[Dataset records]
-- -- --

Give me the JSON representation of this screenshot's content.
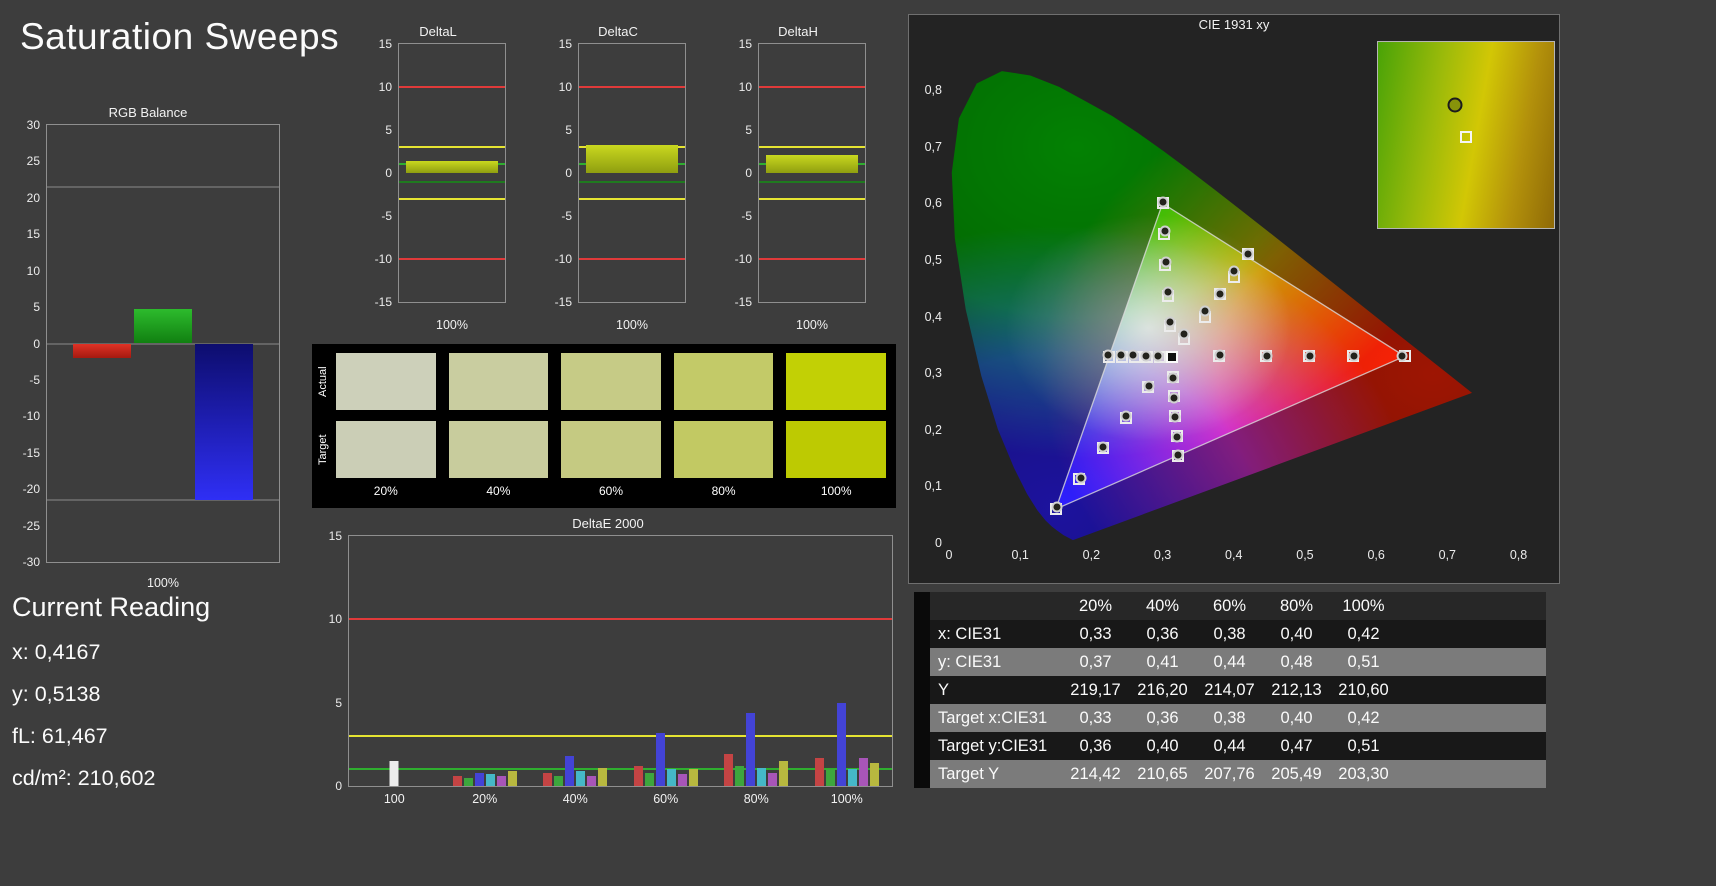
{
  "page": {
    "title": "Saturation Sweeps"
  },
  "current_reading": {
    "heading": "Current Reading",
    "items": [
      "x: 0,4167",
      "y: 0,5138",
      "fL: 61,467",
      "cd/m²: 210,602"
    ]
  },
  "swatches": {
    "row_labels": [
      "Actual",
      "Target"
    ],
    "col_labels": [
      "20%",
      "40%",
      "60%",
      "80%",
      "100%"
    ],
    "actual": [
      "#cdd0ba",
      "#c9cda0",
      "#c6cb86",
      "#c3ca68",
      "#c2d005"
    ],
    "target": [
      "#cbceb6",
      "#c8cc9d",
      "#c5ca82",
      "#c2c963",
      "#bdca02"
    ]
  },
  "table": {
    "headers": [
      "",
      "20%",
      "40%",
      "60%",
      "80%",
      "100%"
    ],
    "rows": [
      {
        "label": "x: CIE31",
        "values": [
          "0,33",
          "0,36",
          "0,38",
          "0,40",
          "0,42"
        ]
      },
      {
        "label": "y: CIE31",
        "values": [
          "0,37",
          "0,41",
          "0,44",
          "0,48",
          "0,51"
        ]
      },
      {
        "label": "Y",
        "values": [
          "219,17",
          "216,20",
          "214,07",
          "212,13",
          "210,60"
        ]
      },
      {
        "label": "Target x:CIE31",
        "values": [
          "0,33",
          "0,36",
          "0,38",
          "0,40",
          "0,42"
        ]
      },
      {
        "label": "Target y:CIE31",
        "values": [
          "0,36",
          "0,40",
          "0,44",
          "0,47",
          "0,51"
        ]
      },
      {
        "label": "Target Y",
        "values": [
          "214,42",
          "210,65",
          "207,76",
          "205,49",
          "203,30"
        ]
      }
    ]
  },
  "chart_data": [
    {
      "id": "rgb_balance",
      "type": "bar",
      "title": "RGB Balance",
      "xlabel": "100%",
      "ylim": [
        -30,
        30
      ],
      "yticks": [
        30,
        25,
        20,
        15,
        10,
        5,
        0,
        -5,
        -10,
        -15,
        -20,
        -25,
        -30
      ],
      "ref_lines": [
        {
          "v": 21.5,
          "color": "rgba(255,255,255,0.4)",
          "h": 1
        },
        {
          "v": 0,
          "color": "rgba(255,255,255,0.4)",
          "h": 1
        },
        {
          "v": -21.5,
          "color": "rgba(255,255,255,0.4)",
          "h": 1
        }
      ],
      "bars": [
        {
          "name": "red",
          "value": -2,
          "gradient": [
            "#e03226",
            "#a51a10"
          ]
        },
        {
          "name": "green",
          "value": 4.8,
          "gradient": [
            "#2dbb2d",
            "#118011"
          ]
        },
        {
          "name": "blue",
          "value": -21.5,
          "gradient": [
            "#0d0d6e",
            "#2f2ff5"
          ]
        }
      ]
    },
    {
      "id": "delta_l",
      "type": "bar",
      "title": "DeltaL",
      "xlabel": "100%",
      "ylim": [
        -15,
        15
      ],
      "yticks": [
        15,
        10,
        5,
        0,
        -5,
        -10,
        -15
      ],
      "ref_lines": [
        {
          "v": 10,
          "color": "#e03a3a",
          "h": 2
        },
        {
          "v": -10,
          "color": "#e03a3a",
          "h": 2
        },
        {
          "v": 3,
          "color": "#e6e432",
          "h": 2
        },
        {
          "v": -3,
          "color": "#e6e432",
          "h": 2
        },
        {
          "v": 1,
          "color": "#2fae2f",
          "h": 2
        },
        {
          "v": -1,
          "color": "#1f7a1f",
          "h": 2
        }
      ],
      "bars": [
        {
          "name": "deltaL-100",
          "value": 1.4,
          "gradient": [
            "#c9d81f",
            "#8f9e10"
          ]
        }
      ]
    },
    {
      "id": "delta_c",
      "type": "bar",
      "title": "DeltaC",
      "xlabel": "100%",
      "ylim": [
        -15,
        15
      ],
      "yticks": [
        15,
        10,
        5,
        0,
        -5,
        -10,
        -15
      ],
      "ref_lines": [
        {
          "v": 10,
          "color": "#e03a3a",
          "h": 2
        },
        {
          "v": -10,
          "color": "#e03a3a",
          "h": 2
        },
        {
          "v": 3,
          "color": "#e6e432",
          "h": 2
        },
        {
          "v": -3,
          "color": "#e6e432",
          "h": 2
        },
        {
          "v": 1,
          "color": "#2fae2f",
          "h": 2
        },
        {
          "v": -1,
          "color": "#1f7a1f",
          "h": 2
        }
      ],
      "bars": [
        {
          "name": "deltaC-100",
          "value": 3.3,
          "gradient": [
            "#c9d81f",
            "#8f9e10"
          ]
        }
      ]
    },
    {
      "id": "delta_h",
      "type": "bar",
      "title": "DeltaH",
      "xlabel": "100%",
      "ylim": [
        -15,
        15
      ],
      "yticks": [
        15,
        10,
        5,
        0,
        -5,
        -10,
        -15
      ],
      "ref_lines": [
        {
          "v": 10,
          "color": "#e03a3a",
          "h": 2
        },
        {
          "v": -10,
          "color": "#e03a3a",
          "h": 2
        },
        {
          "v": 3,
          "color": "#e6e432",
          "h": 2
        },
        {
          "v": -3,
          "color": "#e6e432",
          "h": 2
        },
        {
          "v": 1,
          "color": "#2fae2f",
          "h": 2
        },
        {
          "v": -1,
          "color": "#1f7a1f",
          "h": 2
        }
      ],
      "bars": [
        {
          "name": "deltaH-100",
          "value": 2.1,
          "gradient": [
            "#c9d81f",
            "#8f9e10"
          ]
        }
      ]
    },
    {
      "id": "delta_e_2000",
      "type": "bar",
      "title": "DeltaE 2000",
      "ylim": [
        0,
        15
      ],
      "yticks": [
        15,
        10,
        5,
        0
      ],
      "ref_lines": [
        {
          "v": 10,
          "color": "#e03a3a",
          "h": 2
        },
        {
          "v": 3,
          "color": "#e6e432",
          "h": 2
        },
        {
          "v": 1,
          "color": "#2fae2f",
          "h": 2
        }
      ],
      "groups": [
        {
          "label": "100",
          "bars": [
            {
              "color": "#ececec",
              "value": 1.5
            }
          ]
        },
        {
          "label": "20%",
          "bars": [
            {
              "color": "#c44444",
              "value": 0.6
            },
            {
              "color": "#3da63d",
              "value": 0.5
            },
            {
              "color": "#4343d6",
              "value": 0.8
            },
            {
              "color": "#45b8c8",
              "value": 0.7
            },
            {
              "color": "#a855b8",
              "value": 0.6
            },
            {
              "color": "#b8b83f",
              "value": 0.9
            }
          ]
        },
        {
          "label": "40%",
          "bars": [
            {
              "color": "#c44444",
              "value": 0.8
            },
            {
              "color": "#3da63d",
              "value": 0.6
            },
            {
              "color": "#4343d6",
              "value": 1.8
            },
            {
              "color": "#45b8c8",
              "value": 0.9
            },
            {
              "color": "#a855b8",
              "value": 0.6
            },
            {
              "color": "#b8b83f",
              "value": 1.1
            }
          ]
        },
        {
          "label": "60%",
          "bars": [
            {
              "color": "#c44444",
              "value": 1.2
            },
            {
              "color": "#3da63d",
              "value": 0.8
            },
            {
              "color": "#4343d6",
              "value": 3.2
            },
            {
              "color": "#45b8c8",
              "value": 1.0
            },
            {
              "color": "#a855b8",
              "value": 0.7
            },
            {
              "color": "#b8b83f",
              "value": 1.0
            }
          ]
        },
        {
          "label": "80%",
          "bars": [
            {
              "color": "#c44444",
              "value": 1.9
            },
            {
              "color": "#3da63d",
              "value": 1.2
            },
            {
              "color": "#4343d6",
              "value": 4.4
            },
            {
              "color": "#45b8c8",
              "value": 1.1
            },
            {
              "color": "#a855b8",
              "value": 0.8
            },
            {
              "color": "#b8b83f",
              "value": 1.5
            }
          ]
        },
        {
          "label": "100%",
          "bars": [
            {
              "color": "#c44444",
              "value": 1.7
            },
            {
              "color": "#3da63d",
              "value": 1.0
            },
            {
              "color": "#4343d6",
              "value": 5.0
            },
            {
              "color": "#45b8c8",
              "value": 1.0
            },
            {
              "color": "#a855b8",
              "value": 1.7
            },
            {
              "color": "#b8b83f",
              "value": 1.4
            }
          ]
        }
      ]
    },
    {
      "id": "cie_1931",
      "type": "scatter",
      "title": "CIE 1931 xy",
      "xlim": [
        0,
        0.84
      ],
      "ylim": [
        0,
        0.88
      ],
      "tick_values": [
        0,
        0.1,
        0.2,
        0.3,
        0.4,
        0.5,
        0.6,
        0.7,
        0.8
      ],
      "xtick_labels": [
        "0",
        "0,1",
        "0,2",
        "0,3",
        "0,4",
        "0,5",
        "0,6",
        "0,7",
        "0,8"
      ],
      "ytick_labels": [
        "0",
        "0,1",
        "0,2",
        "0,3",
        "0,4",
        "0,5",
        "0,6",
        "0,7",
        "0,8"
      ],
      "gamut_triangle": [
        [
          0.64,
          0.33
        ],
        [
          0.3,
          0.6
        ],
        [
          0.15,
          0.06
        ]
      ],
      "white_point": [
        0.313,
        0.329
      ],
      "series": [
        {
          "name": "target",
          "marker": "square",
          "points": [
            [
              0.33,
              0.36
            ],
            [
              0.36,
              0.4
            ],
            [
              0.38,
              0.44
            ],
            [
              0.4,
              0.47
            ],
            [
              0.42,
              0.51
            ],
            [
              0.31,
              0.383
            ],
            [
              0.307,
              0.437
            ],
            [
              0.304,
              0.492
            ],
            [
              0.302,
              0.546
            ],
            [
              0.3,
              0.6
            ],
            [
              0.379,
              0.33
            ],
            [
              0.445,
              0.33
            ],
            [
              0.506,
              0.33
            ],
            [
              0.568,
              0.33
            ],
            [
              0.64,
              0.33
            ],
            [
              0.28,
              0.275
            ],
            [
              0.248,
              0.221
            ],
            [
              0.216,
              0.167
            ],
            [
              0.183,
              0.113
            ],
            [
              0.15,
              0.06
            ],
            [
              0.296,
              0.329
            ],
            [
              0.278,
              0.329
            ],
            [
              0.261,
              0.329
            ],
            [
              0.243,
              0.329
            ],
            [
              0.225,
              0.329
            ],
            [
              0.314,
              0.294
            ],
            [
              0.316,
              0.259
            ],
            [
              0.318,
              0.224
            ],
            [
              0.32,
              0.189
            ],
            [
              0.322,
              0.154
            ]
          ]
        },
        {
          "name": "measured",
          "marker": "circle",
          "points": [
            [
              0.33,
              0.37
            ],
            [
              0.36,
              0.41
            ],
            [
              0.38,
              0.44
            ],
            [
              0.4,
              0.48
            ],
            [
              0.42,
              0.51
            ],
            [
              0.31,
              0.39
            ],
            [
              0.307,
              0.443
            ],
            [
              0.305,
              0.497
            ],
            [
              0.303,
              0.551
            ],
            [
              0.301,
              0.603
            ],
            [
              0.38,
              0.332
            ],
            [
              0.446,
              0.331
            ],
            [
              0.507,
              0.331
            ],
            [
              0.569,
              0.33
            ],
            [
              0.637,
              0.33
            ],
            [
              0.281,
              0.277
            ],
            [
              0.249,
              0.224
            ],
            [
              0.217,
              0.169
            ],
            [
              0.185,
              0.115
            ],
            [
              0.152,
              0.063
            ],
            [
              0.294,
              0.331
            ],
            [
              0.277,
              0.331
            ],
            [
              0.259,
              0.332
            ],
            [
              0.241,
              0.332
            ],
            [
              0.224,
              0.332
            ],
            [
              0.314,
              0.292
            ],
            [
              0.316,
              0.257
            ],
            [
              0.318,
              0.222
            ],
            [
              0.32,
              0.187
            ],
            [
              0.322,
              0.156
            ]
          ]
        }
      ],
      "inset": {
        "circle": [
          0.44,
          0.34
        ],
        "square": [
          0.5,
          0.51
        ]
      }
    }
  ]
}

-- -- --

(WRITTEN TASK):
Lines that hold "title" are the ones to copy; find all of them.

(WRITTEN ANSWER):
    "title": "Saturation Sweeps"
      "title": "RGB Balance",
      "title": "DeltaL",
      "title": "DeltaC",
      "title": "DeltaH",
      "title": "DeltaE 2000",
      "title": "CIE 1931 xy",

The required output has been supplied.